Task statement ▸ Records follow. Select each line holding "gear".

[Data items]
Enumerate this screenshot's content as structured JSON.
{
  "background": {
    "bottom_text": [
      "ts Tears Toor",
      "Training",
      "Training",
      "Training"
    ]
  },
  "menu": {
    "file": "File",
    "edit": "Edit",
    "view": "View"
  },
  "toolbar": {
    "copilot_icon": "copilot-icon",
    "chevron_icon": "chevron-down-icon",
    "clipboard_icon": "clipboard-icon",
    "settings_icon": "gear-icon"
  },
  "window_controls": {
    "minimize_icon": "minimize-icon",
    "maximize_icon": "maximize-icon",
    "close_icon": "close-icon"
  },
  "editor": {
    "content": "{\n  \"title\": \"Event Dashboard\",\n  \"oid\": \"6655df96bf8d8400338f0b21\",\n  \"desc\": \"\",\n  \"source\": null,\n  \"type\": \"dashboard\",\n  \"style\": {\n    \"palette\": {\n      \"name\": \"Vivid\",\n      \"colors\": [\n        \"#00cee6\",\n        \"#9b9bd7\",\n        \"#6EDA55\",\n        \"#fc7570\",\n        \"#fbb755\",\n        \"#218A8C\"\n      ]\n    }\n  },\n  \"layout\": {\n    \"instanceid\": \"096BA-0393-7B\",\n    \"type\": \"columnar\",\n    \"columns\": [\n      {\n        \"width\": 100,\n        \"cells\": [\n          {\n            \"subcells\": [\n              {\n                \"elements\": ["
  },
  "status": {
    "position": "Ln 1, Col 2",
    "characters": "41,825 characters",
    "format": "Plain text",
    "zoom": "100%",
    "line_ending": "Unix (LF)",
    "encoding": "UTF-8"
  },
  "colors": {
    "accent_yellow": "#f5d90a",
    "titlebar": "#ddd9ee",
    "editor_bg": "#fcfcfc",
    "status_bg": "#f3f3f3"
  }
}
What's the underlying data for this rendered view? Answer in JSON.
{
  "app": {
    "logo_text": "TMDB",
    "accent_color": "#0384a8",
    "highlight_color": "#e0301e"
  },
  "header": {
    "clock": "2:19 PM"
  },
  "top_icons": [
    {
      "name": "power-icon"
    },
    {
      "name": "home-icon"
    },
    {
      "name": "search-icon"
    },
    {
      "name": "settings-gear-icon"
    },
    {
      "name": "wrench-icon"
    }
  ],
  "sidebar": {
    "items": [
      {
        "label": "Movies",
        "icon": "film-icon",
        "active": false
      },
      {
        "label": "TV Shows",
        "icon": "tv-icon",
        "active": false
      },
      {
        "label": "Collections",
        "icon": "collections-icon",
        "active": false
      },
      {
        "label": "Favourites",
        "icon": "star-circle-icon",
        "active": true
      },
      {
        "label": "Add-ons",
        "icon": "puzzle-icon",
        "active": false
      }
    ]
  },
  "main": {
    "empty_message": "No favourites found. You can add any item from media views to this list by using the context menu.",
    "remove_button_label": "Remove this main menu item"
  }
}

Written response ▸
    "settings_icon": "gear-icon"
      "name": "settings-gear-icon"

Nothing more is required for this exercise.